== GIVEN DATA ==
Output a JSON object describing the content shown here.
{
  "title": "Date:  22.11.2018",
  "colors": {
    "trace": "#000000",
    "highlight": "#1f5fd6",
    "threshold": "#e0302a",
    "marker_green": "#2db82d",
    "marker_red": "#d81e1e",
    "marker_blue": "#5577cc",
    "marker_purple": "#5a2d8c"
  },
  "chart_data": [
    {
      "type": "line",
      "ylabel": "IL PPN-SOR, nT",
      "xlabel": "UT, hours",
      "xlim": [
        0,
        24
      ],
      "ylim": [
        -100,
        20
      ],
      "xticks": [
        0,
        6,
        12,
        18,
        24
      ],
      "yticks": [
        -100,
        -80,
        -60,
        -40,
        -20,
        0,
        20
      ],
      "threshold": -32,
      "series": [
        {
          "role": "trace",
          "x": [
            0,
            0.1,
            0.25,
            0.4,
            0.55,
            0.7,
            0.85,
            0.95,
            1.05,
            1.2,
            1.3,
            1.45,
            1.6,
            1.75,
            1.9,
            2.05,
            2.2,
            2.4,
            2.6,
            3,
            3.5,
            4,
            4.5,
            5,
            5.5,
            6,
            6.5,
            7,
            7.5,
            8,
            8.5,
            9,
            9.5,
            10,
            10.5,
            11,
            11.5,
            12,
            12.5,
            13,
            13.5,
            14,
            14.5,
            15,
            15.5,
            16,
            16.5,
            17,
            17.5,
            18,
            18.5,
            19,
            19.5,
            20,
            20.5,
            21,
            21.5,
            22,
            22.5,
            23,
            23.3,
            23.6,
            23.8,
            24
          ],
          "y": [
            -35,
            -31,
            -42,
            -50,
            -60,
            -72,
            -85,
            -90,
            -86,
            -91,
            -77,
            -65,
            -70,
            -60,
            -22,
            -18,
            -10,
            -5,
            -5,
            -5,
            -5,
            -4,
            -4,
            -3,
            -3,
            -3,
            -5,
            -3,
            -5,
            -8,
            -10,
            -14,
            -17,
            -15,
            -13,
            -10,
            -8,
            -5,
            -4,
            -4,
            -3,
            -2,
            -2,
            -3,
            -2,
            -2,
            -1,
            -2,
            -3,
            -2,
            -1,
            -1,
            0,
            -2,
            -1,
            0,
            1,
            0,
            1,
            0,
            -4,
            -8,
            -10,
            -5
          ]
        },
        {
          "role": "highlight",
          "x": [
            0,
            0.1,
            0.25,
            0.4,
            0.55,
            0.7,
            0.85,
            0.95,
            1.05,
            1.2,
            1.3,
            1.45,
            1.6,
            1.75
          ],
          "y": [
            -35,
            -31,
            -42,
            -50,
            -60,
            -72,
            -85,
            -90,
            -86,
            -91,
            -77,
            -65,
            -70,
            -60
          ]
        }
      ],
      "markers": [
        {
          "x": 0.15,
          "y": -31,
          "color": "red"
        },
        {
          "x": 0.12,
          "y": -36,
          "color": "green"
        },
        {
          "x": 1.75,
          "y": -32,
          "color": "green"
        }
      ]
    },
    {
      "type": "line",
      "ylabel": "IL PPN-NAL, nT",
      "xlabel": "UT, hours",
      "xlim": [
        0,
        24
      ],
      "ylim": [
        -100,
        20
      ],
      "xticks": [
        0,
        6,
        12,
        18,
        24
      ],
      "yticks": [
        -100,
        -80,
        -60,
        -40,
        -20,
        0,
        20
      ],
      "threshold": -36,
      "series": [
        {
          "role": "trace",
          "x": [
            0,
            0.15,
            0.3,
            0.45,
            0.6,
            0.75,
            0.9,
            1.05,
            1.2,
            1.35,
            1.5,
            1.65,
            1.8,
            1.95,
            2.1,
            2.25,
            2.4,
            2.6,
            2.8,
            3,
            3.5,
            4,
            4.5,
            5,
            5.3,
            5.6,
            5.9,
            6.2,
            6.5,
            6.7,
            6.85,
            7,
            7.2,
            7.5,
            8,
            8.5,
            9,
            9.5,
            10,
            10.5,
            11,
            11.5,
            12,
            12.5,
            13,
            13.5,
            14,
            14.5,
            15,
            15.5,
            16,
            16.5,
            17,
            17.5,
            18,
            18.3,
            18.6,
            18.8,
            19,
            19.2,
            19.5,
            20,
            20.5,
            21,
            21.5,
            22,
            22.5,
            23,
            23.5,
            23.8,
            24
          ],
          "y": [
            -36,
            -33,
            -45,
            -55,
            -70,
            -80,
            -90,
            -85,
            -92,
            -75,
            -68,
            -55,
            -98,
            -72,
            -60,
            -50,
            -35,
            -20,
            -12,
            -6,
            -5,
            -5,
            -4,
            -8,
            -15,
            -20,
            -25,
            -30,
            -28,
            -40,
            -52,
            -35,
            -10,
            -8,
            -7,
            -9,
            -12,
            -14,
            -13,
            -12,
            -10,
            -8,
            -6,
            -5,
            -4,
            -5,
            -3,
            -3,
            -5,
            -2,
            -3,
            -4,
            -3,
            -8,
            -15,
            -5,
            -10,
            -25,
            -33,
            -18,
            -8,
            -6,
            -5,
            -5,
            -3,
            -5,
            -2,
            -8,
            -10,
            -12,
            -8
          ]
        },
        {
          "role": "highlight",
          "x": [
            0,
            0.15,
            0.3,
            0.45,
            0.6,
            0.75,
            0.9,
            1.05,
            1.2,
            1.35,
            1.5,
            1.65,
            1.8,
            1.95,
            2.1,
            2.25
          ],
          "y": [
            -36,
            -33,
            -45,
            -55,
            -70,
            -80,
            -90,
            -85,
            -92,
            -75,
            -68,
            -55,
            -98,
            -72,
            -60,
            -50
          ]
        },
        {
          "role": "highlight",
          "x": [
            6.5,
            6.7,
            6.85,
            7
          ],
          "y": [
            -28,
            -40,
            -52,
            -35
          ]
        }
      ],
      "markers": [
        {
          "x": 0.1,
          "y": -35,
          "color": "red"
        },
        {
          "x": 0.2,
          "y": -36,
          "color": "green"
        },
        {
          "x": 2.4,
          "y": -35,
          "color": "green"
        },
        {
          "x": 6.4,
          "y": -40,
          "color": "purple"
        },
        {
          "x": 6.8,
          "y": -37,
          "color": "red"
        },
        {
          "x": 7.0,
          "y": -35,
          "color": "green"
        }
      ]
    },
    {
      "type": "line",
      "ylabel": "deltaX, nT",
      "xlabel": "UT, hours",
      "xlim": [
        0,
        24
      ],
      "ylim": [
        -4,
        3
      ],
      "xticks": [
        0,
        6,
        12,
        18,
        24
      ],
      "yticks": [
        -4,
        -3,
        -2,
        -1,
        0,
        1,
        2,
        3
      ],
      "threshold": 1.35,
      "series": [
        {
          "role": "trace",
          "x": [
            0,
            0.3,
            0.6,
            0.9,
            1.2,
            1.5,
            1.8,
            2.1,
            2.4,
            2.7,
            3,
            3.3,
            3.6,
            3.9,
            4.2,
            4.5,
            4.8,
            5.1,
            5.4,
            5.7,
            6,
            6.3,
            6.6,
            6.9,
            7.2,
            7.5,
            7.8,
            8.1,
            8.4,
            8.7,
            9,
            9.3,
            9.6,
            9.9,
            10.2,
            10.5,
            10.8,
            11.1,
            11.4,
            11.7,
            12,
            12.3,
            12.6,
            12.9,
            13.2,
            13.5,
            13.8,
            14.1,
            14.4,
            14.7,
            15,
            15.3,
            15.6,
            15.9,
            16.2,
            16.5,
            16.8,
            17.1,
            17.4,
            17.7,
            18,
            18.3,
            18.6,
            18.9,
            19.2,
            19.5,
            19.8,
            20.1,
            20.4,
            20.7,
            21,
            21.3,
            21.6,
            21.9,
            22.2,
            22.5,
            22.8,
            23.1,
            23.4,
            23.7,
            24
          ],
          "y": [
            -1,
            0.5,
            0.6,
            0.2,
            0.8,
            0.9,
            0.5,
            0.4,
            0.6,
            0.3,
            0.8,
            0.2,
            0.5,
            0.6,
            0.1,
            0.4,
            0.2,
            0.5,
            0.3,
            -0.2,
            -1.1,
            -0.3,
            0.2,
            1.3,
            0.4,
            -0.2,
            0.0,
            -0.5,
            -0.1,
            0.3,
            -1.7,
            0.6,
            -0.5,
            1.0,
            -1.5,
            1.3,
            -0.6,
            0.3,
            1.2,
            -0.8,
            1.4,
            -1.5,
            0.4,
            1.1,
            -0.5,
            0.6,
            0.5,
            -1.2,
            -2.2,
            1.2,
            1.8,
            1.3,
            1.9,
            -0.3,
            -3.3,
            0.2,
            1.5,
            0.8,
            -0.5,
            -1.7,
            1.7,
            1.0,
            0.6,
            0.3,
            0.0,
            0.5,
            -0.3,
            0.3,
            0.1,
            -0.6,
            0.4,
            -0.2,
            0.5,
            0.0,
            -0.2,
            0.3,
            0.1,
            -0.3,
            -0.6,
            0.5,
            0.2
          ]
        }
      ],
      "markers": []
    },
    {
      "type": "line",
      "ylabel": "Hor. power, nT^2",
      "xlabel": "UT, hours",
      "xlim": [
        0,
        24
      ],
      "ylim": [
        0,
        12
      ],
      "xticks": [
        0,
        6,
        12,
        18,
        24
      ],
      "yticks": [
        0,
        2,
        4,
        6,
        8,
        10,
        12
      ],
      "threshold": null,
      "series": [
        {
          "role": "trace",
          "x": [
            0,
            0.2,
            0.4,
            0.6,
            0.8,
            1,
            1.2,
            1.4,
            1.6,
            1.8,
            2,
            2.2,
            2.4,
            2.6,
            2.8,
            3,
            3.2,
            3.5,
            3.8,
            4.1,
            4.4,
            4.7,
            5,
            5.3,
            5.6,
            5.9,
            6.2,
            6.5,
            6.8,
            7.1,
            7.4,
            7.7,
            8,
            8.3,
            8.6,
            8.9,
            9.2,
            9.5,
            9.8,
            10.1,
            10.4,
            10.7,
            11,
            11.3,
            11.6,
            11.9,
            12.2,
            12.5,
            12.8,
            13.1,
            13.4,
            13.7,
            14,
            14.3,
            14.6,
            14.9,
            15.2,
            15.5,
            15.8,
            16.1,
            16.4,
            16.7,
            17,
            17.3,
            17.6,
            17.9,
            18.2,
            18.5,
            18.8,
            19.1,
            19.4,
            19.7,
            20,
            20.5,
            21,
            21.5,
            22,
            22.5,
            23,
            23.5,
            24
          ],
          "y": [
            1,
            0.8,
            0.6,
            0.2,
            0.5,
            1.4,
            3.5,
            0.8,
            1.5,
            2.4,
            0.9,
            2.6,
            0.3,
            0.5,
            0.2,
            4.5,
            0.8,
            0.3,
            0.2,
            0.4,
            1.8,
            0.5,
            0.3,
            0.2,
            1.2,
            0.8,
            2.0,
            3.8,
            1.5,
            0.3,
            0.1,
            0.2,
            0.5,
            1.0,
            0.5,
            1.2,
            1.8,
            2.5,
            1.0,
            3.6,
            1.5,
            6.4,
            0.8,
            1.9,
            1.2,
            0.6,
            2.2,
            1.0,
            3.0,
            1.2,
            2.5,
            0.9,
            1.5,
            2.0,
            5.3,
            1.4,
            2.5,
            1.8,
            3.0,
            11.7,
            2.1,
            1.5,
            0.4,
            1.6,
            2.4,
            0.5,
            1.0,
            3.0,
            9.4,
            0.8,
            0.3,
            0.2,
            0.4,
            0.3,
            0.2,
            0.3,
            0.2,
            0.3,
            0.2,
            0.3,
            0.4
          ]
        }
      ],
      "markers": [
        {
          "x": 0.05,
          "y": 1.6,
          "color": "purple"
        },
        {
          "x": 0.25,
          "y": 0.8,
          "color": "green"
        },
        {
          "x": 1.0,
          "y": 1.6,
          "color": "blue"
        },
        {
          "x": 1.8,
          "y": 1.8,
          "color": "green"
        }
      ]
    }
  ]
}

== WHAT NEEDS TO BE DONE ==
Extract every line of the records above that contains the word "threshold".

== EXPECTED ANSWER ==
    "threshold": "#e0302a",
      "threshold": -32,
      "threshold": -36,
      "threshold": 1.35,
      "threshold": null,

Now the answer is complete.